Copy out all lines that hold "content".

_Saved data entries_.
+ + + + + + +
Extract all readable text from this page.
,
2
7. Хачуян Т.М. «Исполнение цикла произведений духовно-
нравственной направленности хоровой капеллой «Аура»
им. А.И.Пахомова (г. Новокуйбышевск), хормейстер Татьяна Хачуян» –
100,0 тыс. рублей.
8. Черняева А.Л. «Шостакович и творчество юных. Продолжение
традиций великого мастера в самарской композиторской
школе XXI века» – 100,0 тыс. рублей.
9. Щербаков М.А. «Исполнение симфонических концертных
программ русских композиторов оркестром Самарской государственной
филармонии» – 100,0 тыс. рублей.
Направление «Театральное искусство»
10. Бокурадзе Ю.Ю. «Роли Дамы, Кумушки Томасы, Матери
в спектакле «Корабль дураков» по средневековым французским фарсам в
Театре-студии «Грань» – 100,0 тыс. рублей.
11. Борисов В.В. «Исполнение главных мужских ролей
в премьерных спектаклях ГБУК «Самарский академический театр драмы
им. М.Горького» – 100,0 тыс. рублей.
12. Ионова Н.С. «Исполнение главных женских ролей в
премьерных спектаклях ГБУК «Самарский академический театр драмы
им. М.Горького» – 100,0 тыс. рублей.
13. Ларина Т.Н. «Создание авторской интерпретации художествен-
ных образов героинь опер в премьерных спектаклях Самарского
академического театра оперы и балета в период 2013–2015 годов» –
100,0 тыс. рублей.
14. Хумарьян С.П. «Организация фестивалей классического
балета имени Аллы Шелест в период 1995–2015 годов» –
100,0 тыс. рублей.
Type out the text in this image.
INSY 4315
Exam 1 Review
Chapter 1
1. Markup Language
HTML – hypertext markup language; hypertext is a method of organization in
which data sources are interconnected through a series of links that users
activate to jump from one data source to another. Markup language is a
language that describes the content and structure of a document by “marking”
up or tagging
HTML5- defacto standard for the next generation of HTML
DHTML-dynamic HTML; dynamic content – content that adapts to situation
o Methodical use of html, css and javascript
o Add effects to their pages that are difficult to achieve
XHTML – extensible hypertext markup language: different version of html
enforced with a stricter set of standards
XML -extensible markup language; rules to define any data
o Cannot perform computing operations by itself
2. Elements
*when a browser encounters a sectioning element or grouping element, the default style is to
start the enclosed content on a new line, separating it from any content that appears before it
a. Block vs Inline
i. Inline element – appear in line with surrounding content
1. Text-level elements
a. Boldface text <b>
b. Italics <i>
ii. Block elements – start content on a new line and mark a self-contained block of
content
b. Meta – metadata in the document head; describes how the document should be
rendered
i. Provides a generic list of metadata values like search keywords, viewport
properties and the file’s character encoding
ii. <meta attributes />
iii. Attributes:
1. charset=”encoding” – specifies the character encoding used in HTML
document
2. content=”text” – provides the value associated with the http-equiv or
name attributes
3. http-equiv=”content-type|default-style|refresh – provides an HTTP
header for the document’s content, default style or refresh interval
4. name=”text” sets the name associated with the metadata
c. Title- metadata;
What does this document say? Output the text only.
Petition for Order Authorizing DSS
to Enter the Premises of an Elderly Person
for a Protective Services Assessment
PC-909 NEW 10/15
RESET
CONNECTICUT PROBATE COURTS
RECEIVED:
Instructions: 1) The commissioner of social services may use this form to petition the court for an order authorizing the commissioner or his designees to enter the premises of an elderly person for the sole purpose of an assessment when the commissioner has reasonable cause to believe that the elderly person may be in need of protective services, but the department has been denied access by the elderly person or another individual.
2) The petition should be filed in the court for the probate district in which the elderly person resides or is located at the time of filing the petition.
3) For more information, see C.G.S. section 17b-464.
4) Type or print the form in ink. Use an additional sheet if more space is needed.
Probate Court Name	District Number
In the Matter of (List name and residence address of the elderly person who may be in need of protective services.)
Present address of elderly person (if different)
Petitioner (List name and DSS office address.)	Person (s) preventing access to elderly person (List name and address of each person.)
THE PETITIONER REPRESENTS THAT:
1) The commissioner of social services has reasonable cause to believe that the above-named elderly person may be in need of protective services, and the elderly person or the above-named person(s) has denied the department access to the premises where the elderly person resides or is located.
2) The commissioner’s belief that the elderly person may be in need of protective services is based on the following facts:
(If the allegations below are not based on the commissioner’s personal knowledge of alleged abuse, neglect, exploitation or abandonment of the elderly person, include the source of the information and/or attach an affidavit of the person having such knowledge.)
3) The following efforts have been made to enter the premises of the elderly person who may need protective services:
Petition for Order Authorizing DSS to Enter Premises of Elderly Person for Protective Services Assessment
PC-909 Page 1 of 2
+ + + + + + +
_FULL ANSWER_.
language that describes the content and structure of a document by “marking”
DHTML-dynamic HTML; dynamic content – content that adapts to situation
start the enclosed content on a new line, separating it from any content that appears before it
i. Inline element – appear in line with surrounding content
ii. Block elements – start content on a new line and mark a self-contained block of
content
2. content=”text” – provides the value associated with the http-equiv or
3. http-equiv=”content-type|default-style|refresh – provides an HTTP
header for the document’s content, default style or refresh interval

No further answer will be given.